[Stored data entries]
========================================================================

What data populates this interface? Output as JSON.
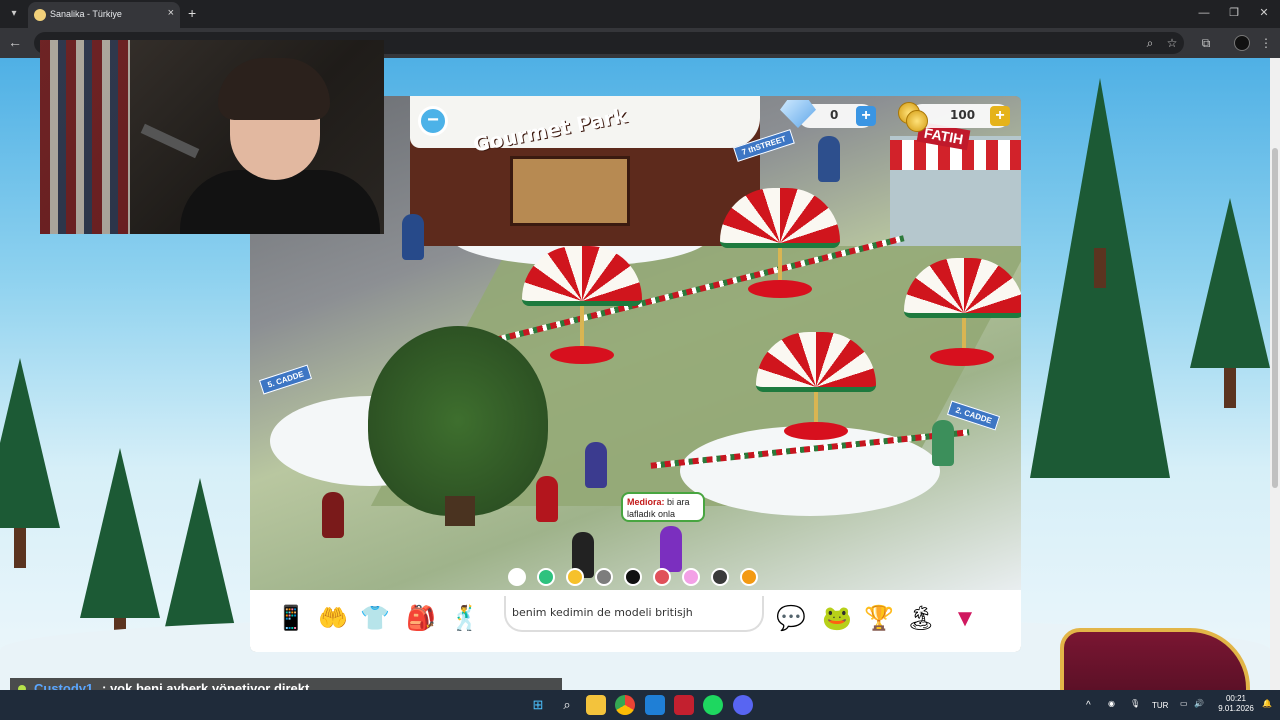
{
  "browser": {
    "tab_title": "Sanalika - Türkiye",
    "tab_list_icon": "chevron-down-icon",
    "new_tab": "+",
    "close_tab": "×",
    "window_controls": [
      "—",
      "❐",
      "✕"
    ],
    "toolbar_icons": [
      "zoom-icon",
      "star-icon",
      "extensions-icon",
      "menu-icon"
    ]
  },
  "game": {
    "shop_sign": "Gourmet Park",
    "stand_sign": "FATIH",
    "street_signs": [
      "7 thSTREET",
      "5. CADDE",
      "2. CADDE"
    ],
    "gems": "0",
    "coins": "100",
    "plus": "+",
    "minus": "−",
    "speech_bubble": {
      "author": "Mediora:",
      "text": " bi ara lafladık onla"
    },
    "palette": [
      "#ffffff",
      "#2ec27e",
      "#f6c12b",
      "#7d7d7d",
      "#111111",
      "#e0505a",
      "#f3a0e6",
      "#3a3a3a",
      "#f39a12"
    ],
    "hud_left_icons": [
      "phone-icon",
      "hands-icon",
      "outfit-icon",
      "backpack-icon",
      "dance-icon"
    ],
    "chat_input_value": "benim kedimin de modeli britisjh",
    "hud_right_icons": [
      "chat-bubbles-icon",
      "pet-icon",
      "trophy-icon",
      "island-icon",
      "heart-triangle-icon"
    ]
  },
  "stream_chat": {
    "user": "Custody1",
    "message": ": yok beni ayberk yönetiyor direkt"
  },
  "taskbar": {
    "apps": [
      "windows-icon",
      "search-icon",
      "file-explorer-icon",
      "chrome-icon",
      "photos-icon",
      "voicemeeter-icon",
      "spotify-icon",
      "discord-icon"
    ],
    "language": "TUR",
    "time": "00:21",
    "date": "9.01.2026"
  }
}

========================================================================

→ WHAT IS ASKED
Write out each line of the data exactly; the images should be left out.

→ SOLUTION BELOW
What data populates this interface? Output as JSON.
{
  "browser": {
    "tab_title": "Sanalika - Türkiye",
    "tab_list_icon": "chevron-down-icon",
    "new_tab": "+",
    "close_tab": "×",
    "window_controls": [
      "—",
      "❐",
      "✕"
    ],
    "toolbar_icons": [
      "zoom-icon",
      "star-icon",
      "extensions-icon",
      "menu-icon"
    ]
  },
  "game": {
    "shop_sign": "Gourmet Park",
    "stand_sign": "FATIH",
    "street_signs": [
      "7 thSTREET",
      "5. CADDE",
      "2. CADDE"
    ],
    "gems": "0",
    "coins": "100",
    "plus": "+",
    "minus": "−",
    "speech_bubble": {
      "author": "Mediora:",
      "text": " bi ara lafladık onla"
    },
    "palette": [
      "#ffffff",
      "#2ec27e",
      "#f6c12b",
      "#7d7d7d",
      "#111111",
      "#e0505a",
      "#f3a0e6",
      "#3a3a3a",
      "#f39a12"
    ],
    "hud_left_icons": [
      "phone-icon",
      "hands-icon",
      "outfit-icon",
      "backpack-icon",
      "dance-icon"
    ],
    "chat_input_value": "benim kedimin de modeli britisjh",
    "hud_right_icons": [
      "chat-bubbles-icon",
      "pet-icon",
      "trophy-icon",
      "island-icon",
      "heart-triangle-icon"
    ]
  },
  "stream_chat": {
    "user": "Custody1",
    "message": ": yok beni ayberk yönetiyor direkt"
  },
  "taskbar": {
    "apps": [
      "windows-icon",
      "search-icon",
      "file-explorer-icon",
      "chrome-icon",
      "photos-icon",
      "voicemeeter-icon",
      "spotify-icon",
      "discord-icon"
    ],
    "language": "TUR",
    "time": "00:21",
    "date": "9.01.2026"
  }
}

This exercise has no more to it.